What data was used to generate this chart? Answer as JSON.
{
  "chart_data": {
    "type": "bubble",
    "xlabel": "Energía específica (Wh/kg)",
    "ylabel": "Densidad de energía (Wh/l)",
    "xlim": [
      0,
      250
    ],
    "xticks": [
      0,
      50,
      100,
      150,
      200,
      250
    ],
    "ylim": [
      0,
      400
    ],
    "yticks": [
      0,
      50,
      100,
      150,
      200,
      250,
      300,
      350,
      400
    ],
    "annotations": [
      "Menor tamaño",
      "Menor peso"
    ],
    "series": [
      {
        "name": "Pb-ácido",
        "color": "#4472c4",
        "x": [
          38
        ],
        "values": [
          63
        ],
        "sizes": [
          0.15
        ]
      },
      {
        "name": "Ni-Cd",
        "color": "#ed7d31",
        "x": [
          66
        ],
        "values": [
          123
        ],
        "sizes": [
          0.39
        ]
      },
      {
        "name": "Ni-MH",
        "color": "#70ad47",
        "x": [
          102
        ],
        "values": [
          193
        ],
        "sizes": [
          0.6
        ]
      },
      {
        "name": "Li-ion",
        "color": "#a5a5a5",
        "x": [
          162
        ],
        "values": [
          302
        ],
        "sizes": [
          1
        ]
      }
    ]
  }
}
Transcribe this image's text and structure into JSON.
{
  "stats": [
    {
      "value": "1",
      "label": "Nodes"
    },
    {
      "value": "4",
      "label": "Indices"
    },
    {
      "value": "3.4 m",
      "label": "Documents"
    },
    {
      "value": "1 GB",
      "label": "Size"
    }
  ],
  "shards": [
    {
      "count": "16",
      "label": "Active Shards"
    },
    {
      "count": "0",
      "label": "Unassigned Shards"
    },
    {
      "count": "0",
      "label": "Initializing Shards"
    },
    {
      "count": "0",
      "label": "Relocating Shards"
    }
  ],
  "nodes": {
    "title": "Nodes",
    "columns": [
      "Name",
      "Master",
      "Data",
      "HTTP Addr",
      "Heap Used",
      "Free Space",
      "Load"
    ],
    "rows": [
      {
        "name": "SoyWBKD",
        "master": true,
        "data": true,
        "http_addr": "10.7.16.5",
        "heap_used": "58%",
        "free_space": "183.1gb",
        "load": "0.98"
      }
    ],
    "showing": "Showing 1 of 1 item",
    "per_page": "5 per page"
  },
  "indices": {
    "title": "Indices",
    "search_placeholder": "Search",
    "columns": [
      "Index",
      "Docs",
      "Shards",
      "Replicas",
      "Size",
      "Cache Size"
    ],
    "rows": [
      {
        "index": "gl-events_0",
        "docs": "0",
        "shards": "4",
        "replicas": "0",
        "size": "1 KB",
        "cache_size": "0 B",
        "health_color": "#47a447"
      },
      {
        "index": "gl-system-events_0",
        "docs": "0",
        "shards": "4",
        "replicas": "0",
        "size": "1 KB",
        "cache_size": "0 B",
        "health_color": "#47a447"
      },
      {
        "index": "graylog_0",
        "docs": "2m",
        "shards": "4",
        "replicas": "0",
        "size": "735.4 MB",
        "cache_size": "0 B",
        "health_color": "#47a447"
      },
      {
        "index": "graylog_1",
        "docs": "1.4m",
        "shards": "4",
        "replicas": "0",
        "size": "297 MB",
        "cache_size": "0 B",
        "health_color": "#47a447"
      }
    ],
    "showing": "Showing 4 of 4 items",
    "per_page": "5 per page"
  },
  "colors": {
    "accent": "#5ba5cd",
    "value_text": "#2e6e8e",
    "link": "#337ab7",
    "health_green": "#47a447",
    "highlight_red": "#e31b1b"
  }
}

------------

- **The request**:
Reproduce all the data word for word.

- **Solution**:
What data was used to generate this chart? Answer as JSON.
{
  "chart_data": {
    "type": "bubble",
    "xlabel": "Energía específica (Wh/kg)",
    "ylabel": "Densidad de energía (Wh/l)",
    "xlim": [
      0,
      250
    ],
    "xticks": [
      0,
      50,
      100,
      150,
      200,
      250
    ],
    "ylim": [
      0,
      400
    ],
    "yticks": [
      0,
      50,
      100,
      150,
      200,
      250,
      300,
      350,
      400
    ],
    "annotations": [
      "Menor tamaño",
      "Menor peso"
    ],
    "series": [
      {
        "name": "Pb-ácido",
        "color": "#4472c4",
        "x": [
          38
        ],
        "values": [
          63
        ],
        "sizes": [
          0.15
        ]
      },
      {
        "name": "Ni-Cd",
        "color": "#ed7d31",
        "x": [
          66
        ],
        "values": [
          123
        ],
        "sizes": [
          0.39
        ]
      },
      {
        "name": "Ni-MH",
        "color": "#70ad47",
        "x": [
          102
        ],
        "values": [
          193
        ],
        "sizes": [
          0.6
        ]
      },
      {
        "name": "Li-ion",
        "color": "#a5a5a5",
        "x": [
          162
        ],
        "values": [
          302
        ],
        "sizes": [
          1
        ]
      }
    ]
  }
}
Transcribe this image's text and structure into JSON.
{
  "stats": [
    {
      "value": "1",
      "label": "Nodes"
    },
    {
      "value": "4",
      "label": "Indices"
    },
    {
      "value": "3.4 m",
      "label": "Documents"
    },
    {
      "value": "1 GB",
      "label": "Size"
    }
  ],
  "shards": [
    {
      "count": "16",
      "label": "Active Shards"
    },
    {
      "count": "0",
      "label": "Unassigned Shards"
    },
    {
      "count": "0",
      "label": "Initializing Shards"
    },
    {
      "count": "0",
      "label": "Relocating Shards"
    }
  ],
  "nodes": {
    "title": "Nodes",
    "columns": [
      "Name",
      "Master",
      "Data",
      "HTTP Addr",
      "Heap Used",
      "Free Space",
      "Load"
    ],
    "rows": [
      {
        "name": "SoyWBKD",
        "master": true,
        "data": true,
        "http_addr": "10.7.16.5",
        "heap_used": "58%",
        "free_space": "183.1gb",
        "load": "0.98"
      }
    ],
    "showing": "Showing 1 of 1 item",
    "per_page": "5 per page"
  },
  "indices": {
    "title": "Indices",
    "search_placeholder": "Search",
    "columns": [
      "Index",
      "Docs",
      "Shards",
      "Replicas",
      "Size",
      "Cache Size"
    ],
    "rows": [
      {
        "index": "gl-events_0",
        "docs": "0",
        "shards": "4",
        "replicas": "0",
        "size": "1 KB",
        "cache_size": "0 B",
        "health_color": "#47a447"
      },
      {
        "index": "gl-system-events_0",
        "docs": "0",
        "shards": "4",
        "replicas": "0",
        "size": "1 KB",
        "cache_size": "0 B",
        "health_color": "#47a447"
      },
      {
        "index": "graylog_0",
        "docs": "2m",
        "shards": "4",
        "replicas": "0",
        "size": "735.4 MB",
        "cache_size": "0 B",
        "health_color": "#47a447"
      },
      {
        "index": "graylog_1",
        "docs": "1.4m",
        "shards": "4",
        "replicas": "0",
        "size": "297 MB",
        "cache_size": "0 B",
        "health_color": "#47a447"
      }
    ],
    "showing": "Showing 4 of 4 items",
    "per_page": "5 per page"
  },
  "colors": {
    "accent": "#5ba5cd",
    "value_text": "#2e6e8e",
    "link": "#337ab7",
    "health_green": "#47a447",
    "highlight_red": "#e31b1b"
  }
}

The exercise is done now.